§ WORK TO DO: Exactly and only the lines from the one with "Reverse-engineer this chart into JSON." through the end of the listing are to be transcribed, both ends included.

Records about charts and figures
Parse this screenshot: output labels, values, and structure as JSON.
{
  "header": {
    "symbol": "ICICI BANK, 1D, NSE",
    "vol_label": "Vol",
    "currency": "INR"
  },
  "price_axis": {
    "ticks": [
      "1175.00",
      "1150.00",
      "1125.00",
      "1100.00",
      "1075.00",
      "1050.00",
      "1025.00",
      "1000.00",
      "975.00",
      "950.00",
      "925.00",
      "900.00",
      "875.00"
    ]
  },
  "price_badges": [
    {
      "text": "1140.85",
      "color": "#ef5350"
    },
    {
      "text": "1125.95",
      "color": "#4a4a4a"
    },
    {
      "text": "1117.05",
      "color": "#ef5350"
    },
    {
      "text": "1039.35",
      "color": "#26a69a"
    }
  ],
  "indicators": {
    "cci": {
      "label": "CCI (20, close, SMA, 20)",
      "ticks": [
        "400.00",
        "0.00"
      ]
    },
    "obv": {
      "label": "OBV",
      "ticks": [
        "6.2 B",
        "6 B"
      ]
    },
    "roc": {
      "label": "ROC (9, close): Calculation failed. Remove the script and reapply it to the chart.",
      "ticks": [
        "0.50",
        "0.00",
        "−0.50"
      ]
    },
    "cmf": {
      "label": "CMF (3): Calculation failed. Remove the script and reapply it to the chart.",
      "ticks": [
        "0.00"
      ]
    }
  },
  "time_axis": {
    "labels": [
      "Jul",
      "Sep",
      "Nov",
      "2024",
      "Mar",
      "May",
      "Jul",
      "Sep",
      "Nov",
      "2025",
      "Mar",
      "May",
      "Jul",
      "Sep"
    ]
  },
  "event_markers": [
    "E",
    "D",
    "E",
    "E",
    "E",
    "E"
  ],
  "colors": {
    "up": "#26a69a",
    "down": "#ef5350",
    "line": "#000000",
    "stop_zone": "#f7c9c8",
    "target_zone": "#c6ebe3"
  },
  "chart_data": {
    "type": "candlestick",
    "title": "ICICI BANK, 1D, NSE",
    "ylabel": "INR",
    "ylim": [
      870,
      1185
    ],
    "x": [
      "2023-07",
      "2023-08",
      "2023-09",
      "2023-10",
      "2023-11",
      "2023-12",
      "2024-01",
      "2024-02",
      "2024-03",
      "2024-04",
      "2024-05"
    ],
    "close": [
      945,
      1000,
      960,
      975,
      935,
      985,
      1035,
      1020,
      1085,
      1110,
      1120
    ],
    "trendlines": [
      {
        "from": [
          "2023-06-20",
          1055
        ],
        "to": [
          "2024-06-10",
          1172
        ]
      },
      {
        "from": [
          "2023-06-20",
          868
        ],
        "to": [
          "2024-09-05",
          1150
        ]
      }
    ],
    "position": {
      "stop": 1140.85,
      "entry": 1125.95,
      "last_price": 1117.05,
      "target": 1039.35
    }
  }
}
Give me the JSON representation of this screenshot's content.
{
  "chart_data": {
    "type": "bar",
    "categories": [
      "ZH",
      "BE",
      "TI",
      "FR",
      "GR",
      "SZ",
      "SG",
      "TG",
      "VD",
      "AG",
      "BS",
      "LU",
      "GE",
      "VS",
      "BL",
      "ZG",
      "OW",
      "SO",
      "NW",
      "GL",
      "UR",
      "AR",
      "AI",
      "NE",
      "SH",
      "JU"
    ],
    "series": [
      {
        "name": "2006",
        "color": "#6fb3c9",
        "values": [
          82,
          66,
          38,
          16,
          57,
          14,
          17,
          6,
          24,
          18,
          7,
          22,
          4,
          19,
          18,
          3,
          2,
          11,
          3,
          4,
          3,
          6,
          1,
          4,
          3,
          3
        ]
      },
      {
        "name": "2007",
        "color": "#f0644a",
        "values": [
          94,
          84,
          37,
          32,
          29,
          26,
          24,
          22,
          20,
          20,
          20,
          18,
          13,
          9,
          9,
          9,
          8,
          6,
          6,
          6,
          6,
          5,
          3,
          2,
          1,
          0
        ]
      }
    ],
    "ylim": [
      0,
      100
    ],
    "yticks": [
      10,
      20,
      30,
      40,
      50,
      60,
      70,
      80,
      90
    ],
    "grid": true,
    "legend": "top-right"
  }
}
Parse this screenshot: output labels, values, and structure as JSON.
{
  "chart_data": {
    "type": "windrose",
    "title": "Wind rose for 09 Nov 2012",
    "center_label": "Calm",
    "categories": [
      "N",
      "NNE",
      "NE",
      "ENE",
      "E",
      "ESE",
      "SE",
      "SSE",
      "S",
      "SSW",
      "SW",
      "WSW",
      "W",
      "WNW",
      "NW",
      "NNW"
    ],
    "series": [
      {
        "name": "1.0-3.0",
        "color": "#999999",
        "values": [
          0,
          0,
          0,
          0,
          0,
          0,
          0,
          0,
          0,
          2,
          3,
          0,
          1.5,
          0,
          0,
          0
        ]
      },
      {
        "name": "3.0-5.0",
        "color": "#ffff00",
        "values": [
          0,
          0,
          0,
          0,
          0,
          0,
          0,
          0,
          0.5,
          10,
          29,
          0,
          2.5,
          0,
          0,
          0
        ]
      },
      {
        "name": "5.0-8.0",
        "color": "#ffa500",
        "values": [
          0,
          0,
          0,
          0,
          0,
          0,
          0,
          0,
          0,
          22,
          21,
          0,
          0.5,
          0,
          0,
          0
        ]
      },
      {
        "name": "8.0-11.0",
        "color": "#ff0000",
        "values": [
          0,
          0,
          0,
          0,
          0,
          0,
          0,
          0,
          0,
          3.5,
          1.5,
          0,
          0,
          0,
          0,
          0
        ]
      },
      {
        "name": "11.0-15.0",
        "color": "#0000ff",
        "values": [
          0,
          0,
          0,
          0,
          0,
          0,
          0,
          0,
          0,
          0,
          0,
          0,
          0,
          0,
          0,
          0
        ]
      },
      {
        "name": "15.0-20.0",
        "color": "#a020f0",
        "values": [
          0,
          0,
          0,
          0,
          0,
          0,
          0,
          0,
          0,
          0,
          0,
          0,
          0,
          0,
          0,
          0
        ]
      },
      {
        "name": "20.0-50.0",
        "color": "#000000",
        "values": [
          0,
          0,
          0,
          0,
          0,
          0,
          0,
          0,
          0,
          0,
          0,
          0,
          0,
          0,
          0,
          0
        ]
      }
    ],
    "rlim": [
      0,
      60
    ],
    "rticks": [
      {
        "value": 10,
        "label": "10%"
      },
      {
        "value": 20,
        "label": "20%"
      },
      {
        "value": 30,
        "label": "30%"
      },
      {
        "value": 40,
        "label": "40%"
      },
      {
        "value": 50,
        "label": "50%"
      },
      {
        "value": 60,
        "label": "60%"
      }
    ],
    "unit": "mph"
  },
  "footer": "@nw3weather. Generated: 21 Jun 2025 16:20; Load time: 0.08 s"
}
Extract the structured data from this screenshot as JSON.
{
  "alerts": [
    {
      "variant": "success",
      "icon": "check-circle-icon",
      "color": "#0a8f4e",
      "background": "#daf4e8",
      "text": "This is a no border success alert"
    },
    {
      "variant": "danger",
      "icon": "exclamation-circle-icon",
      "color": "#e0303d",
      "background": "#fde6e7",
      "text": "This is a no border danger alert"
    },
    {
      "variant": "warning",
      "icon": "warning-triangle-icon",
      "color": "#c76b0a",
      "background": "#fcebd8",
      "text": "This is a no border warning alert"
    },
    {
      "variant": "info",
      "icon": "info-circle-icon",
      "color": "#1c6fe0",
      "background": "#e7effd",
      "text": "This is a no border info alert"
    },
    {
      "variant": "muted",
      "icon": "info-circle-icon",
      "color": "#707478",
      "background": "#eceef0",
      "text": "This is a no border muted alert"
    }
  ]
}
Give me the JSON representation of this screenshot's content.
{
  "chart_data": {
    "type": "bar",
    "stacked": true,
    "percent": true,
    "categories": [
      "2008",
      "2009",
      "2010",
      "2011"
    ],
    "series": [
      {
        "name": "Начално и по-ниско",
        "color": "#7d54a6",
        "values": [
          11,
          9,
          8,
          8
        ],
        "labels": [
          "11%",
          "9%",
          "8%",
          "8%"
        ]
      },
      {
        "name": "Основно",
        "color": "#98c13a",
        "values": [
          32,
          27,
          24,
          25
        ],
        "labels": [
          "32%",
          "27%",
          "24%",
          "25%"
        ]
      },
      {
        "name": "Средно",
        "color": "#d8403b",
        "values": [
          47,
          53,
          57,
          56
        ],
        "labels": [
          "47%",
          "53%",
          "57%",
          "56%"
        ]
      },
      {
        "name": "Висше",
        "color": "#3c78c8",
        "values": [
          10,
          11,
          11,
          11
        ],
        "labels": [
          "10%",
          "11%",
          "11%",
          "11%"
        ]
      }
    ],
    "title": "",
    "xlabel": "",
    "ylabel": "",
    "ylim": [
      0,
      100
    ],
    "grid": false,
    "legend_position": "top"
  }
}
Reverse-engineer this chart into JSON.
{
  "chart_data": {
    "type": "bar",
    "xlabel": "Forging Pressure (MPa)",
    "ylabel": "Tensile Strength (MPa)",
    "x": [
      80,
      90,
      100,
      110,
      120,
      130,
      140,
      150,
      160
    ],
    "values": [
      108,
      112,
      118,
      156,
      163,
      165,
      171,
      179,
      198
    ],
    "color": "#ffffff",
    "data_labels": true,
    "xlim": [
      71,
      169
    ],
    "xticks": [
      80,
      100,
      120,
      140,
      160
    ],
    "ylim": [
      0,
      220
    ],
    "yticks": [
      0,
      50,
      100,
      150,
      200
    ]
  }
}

§ ANSWER TO THIS PROBLEM:
Reverse-engineer this chart into JSON.
{
  "chart_data": {
    "type": "bar",
    "xlabel": "Forging Pressure (MPa)",
    "ylabel": "Tensile Strength (MPa)",
    "x": [
      80,
      90,
      100,
      110,
      120,
      130,
      140,
      150,
      160
    ],
    "values": [
      108,
      112,
      118,
      156,
      163,
      165,
      171,
      179,
      198
    ],
    "color": "#ffffff",
    "data_labels": true,
    "xlim": [
      71,
      169
    ],
    "xticks": [
      80,
      100,
      120,
      140,
      160
    ],
    "ylim": [
      0,
      220
    ],
    "yticks": [
      0,
      50,
      100,
      150,
      200
    ]
  }
}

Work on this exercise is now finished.